*REQUIREMENTS*:
In the listing below, find every line with the string "background" and pull it out.

-- START OF RECORDS FOR THIS TASK --

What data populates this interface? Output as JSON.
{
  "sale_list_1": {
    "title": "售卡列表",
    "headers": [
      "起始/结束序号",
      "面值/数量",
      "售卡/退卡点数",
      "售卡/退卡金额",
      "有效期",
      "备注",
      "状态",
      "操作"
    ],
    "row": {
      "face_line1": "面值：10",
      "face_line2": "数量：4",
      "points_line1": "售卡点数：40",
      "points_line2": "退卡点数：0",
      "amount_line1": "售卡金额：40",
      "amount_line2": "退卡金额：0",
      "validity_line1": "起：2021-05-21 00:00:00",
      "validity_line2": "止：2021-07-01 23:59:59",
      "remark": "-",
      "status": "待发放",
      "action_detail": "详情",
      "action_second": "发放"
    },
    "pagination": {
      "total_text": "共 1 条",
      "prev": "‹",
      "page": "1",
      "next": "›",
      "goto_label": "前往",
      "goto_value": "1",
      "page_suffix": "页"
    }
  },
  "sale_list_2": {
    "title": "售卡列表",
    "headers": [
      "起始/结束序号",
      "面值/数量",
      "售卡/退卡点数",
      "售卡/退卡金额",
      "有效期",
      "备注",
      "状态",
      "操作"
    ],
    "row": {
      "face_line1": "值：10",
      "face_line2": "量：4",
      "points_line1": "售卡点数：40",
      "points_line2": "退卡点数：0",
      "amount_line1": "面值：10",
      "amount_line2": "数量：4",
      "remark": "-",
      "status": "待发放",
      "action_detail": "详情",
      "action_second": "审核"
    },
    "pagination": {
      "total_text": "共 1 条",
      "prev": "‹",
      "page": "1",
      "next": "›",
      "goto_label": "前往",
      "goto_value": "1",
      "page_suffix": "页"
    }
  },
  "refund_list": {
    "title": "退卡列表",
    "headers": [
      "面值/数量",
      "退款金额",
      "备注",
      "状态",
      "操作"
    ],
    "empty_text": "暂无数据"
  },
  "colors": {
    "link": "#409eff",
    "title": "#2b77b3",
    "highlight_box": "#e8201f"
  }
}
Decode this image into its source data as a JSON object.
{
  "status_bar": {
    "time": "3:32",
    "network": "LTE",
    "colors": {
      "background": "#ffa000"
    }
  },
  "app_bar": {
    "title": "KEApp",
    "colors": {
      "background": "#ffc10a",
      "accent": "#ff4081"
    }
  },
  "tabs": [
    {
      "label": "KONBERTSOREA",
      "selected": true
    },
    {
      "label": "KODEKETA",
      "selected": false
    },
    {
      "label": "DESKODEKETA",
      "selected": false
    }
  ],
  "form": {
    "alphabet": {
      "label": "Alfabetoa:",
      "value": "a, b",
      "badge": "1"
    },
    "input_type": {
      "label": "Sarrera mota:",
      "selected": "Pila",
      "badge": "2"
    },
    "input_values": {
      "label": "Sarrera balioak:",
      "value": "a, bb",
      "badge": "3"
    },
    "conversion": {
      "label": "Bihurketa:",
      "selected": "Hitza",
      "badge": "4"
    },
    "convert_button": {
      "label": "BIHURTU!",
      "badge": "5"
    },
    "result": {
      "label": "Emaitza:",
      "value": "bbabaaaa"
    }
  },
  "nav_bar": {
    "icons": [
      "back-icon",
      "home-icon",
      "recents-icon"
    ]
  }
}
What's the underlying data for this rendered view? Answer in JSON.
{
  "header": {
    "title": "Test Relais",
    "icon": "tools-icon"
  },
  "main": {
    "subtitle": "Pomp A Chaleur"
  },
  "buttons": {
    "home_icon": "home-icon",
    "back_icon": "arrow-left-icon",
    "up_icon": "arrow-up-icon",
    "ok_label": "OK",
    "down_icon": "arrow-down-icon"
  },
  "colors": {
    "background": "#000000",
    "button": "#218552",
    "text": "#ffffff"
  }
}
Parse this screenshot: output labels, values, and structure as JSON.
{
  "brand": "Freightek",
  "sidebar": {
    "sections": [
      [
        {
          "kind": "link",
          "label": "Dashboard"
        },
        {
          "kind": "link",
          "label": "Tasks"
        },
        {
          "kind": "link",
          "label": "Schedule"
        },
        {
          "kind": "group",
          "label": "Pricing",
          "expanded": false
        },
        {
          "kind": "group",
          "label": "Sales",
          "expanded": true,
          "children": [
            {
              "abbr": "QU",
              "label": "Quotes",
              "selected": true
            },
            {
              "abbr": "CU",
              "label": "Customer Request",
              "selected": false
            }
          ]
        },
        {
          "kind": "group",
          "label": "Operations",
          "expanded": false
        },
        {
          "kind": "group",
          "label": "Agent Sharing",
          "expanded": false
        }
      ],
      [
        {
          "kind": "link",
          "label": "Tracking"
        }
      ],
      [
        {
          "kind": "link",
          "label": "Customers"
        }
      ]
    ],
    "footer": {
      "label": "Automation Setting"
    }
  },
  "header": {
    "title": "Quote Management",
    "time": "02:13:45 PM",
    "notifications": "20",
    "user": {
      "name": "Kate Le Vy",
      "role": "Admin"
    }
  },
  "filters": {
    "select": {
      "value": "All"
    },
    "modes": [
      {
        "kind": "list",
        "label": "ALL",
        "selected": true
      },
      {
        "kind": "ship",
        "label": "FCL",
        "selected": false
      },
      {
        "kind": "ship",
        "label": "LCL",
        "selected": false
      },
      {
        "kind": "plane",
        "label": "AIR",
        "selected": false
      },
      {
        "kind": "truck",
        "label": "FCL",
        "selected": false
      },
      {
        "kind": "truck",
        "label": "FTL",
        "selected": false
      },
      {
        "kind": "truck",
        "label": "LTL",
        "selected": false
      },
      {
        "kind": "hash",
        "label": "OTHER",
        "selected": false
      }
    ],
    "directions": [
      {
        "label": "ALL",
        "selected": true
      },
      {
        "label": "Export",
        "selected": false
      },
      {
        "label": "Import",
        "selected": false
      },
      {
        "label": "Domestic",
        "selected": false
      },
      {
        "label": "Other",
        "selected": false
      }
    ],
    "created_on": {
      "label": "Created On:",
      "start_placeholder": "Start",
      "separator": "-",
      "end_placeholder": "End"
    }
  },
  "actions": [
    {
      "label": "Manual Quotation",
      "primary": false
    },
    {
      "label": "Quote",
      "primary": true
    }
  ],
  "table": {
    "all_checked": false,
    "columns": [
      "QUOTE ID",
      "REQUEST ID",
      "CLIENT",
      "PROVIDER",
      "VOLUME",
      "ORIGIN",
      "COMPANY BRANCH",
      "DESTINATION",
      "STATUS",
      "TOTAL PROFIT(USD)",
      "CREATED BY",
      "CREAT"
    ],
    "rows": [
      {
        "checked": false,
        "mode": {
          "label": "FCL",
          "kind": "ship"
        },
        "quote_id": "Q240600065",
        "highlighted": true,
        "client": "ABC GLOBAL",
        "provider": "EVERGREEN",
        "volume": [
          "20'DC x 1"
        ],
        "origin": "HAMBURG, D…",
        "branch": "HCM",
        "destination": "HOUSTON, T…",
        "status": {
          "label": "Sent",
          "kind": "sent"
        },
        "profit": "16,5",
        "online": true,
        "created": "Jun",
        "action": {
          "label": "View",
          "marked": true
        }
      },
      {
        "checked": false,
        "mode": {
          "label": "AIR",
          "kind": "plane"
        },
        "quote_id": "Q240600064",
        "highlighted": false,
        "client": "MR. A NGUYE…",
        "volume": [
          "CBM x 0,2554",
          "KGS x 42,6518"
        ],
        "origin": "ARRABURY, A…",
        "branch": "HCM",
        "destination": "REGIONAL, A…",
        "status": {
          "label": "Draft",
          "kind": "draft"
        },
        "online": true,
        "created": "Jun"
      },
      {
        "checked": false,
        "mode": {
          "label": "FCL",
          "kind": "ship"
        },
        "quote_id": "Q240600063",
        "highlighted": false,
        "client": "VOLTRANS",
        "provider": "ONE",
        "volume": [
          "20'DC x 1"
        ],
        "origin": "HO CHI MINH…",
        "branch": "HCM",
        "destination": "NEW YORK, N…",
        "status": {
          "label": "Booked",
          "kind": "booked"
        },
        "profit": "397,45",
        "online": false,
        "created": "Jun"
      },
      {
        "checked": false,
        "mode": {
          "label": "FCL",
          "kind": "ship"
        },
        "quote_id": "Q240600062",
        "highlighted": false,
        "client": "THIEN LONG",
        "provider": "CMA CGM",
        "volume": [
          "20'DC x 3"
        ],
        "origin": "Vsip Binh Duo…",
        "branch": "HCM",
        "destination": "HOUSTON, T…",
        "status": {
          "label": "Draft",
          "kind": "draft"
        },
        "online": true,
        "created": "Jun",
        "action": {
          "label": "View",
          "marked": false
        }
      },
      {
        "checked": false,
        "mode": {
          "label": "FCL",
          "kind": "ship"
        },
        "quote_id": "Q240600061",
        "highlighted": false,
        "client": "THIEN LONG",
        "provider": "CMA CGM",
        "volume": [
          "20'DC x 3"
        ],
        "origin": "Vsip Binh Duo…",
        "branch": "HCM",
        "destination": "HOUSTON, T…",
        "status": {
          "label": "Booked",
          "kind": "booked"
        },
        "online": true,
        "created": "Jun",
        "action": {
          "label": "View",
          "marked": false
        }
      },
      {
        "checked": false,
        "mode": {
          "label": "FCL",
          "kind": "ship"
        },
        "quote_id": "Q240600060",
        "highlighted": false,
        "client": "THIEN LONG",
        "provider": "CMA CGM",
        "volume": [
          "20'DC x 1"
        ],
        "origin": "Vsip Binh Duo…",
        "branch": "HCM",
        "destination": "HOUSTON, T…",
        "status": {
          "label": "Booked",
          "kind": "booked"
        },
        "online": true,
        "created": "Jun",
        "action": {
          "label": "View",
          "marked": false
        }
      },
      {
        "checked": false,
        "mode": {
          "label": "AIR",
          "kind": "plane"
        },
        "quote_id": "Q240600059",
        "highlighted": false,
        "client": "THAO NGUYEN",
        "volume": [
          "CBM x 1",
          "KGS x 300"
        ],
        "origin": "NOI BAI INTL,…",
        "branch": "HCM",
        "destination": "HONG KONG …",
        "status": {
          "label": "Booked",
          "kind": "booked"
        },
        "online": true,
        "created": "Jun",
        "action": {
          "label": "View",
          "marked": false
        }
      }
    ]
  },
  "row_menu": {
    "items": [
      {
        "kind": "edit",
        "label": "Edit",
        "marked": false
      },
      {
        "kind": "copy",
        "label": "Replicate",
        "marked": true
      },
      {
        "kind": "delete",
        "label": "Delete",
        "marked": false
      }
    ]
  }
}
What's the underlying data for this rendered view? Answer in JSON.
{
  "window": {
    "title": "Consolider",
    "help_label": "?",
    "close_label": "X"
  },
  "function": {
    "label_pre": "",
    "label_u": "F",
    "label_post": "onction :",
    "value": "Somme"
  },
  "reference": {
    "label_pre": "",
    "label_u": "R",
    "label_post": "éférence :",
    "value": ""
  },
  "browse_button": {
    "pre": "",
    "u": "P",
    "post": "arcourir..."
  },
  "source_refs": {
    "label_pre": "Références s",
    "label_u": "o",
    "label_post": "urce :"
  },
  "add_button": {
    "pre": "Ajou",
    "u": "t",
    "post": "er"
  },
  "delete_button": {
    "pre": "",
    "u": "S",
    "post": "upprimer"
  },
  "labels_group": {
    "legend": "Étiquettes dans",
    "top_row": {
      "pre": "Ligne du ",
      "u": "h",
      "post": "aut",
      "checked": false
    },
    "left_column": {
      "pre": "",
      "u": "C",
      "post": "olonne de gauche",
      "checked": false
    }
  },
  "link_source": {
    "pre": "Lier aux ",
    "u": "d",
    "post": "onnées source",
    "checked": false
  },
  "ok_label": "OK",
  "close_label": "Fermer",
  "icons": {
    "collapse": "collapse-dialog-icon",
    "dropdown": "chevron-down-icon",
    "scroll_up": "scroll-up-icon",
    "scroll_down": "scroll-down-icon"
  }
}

-- END OF RECORDS FOR THIS TASK --

*RESULT FOR THIS EXERCISE*:
      "background": "#ffa000"
      "background": "#ffc10a",
    "background": "#000000",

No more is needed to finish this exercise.